REQUIRED TASKS |
a – Print the portion of the passage about Desdamona's music starting at "Desdamona wrote and" and ending at "on her blog.".
b – Write what comes next in the passage about Desdamona's music, starting after its final sentence.

READING PASSAGE |
--------

Desdamona wrote and performed guest vocals on Brother Ali's Rites of Passage on the track titled "We Will Always B" in 2000. Her lines criticized male dominance of hip hop and chauvinism in general. Desdamona's first officialCD, The Ledge, came out on 5 June 2005 on the Zlink Entertainment Label. It included twelve songs. Prior to that she had independently released three projects (Alive @ First Ave, Resilence, A Prelude to the Real Thing. She frequently collaborates with Twin Cities beatboxer Carnage the Executioner, also known as Carnage. On Desdamona's second disc, The Source, which came out 26 June 2007, the duo do the first track, "Infinity", together. The two have formed a group called Ill Chemistry, which was noted as a rising hip hop group at the 2007 Minnesota Music Awards. Desdamona has noted that they're working on a collaboration on her blog.

--------

DATA PROVIDED |
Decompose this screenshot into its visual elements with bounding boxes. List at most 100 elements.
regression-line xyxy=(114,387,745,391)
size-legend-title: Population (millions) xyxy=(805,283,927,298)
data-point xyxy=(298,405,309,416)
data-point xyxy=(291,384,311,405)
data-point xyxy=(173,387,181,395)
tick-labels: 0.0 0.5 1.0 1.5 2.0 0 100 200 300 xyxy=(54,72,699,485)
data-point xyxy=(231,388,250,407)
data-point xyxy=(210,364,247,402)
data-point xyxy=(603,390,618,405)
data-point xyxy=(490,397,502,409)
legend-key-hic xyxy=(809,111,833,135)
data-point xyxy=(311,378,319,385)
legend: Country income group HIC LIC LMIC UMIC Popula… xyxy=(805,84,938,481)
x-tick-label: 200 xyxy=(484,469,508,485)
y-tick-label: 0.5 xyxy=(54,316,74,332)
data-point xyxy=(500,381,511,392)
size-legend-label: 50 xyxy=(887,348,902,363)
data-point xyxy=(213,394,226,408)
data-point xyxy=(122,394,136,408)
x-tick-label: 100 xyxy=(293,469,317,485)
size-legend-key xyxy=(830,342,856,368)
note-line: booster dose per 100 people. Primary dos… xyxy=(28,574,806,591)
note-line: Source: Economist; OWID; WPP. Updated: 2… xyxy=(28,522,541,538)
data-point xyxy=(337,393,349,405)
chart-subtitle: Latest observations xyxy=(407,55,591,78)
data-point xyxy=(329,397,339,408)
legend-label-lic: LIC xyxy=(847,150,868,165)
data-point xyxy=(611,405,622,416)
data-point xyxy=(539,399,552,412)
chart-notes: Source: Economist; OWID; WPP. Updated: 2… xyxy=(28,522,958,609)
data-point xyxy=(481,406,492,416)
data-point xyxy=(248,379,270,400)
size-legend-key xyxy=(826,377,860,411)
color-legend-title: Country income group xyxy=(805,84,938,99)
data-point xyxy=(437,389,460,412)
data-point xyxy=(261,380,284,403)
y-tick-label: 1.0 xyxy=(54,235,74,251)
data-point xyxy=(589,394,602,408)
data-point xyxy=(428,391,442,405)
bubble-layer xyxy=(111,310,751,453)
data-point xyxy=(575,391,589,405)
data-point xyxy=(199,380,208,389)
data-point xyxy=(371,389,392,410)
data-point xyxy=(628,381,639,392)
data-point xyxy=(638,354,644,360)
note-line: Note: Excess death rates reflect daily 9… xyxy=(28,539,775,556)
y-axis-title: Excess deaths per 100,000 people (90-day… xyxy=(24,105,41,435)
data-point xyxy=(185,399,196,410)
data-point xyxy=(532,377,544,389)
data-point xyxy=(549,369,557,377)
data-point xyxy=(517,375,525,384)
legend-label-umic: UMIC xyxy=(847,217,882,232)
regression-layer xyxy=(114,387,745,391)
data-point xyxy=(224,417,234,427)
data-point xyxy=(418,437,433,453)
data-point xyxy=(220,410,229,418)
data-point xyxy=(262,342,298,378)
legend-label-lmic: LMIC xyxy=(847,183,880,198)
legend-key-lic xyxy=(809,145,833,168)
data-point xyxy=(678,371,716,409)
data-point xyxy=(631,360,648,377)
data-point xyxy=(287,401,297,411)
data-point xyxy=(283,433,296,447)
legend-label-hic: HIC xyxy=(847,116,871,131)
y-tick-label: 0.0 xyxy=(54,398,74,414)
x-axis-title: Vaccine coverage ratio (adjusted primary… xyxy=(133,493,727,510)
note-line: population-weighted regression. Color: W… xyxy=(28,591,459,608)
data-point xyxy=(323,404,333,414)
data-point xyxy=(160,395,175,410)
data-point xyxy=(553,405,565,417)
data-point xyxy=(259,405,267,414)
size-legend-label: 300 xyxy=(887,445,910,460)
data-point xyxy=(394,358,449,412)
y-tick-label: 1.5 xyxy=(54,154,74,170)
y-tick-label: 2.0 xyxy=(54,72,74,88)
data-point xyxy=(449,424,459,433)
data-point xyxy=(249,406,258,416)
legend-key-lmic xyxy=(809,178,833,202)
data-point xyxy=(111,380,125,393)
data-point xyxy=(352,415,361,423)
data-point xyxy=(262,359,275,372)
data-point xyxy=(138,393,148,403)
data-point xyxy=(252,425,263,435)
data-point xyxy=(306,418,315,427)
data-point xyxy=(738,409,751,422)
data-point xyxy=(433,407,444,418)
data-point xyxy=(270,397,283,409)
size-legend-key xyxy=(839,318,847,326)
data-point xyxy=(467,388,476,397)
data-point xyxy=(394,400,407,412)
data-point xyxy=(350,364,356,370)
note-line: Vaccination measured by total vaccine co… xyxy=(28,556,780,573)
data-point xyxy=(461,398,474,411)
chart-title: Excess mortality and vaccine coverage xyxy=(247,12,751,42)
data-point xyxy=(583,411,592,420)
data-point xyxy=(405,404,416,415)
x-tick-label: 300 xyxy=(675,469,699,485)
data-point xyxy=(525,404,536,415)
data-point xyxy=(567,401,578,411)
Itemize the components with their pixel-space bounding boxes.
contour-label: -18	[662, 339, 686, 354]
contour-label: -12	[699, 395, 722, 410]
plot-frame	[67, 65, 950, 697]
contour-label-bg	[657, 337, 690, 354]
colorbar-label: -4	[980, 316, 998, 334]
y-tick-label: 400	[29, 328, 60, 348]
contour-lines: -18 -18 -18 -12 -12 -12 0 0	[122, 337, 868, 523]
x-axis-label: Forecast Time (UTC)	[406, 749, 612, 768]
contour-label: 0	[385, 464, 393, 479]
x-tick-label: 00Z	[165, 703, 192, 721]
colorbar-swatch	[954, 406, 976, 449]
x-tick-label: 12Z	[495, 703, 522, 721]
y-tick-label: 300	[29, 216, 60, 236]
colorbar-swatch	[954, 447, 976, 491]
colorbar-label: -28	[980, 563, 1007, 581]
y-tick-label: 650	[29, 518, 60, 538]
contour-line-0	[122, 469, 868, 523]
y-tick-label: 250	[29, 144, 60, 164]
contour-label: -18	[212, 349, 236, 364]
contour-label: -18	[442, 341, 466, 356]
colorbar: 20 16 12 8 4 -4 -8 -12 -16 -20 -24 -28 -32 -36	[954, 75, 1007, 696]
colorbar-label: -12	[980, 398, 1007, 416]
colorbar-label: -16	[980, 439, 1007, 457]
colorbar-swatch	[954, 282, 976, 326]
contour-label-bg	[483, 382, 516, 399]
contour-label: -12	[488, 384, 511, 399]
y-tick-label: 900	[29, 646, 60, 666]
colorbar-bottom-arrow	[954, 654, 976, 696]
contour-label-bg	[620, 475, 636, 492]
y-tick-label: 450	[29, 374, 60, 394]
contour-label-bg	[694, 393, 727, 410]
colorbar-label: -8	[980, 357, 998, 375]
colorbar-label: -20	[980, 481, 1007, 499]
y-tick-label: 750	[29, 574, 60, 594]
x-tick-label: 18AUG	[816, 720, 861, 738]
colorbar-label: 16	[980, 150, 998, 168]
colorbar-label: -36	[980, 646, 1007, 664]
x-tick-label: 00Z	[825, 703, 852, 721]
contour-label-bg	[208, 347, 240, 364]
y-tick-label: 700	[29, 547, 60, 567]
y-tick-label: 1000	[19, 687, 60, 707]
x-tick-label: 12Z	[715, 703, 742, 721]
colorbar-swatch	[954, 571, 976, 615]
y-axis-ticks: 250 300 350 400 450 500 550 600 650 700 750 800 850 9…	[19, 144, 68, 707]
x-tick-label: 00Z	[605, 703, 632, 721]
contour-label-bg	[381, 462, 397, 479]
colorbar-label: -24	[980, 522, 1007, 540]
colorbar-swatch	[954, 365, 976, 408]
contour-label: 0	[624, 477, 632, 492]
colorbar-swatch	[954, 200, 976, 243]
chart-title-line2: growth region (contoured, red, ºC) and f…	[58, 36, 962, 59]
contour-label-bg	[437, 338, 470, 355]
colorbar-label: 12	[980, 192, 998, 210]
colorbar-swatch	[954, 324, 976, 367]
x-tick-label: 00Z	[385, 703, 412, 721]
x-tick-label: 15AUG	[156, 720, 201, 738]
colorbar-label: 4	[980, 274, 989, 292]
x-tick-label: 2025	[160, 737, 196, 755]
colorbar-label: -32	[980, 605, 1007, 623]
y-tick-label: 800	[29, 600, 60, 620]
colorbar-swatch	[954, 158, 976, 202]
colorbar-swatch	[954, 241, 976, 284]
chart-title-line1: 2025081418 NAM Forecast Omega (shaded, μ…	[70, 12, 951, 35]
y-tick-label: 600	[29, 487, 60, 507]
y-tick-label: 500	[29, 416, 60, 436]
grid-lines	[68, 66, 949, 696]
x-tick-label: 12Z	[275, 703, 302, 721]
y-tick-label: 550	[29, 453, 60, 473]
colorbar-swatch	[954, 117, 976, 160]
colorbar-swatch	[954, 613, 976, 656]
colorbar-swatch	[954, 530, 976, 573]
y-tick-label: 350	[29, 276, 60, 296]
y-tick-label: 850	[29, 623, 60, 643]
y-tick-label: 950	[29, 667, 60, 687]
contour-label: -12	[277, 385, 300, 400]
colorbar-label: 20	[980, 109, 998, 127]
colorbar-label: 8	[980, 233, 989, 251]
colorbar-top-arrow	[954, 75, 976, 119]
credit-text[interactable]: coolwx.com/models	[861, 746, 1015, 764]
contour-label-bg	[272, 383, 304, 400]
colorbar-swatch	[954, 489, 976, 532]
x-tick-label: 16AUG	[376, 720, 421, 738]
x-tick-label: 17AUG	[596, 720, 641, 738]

--------

ANSWERS FOR EACH ITEM |
a –
Desdamona wrote and performed guest vocals on Brother Ali's Rites of Passage on the track titled "We Will Always B" in 2000. Her lines criticized male dominance of hip hop and chauvinism in general. Desdamona's first officialCD, The Ledge, came out on 5 June 2005 on the Zlink Entertainment Label. It included twelve songs. Prior to that she had independently released three projects (Alive @ First Ave, Resilence, A Prelude to the Real Thing. She frequently collaborates with Twin Cities beatboxer Carnage the Executioner, also known as Carnage. On Desdamona's second disc, The Source, which came out 26 June 2007, the duo do the first track, "Infinity", together. The two have formed a group called Ill Chemistry, which was noted as a rising hip hop group at the 2007 Minnesota Music Awards. Desdamona has noted that they're working on a collaboration on her blog.

b –
Desdamona co-founded a female-based music festival, called B-Girl Be, which incorporates all the aspects of hip hop and spoken word; emceeing, break dance, DJing and graffiti. She also works with schools, teaching students, as well as in the Stillwater Prison program, In the Belly. In 2010, Desdamona was invited by Ursus Minor to collaborate on their third album. I will not take but for an answer, now been touring with Ursus Minor along with Boots Riley and ill chemistry since 2010. She is working on a new solo project titled "No Man's Land" that is a CD-book project and she is also collaborating with a French recording artist for a project in 2015.

In September 2019, Desdamona appeared in the Visual Collaborative electronic catalogue, in an issue themed Vivencias which translates to "Experiences" in Spanish. She was interviewed alongside 30 people from around the world that included Kelli Ali, Dakore Akande and Adelaide Damoah.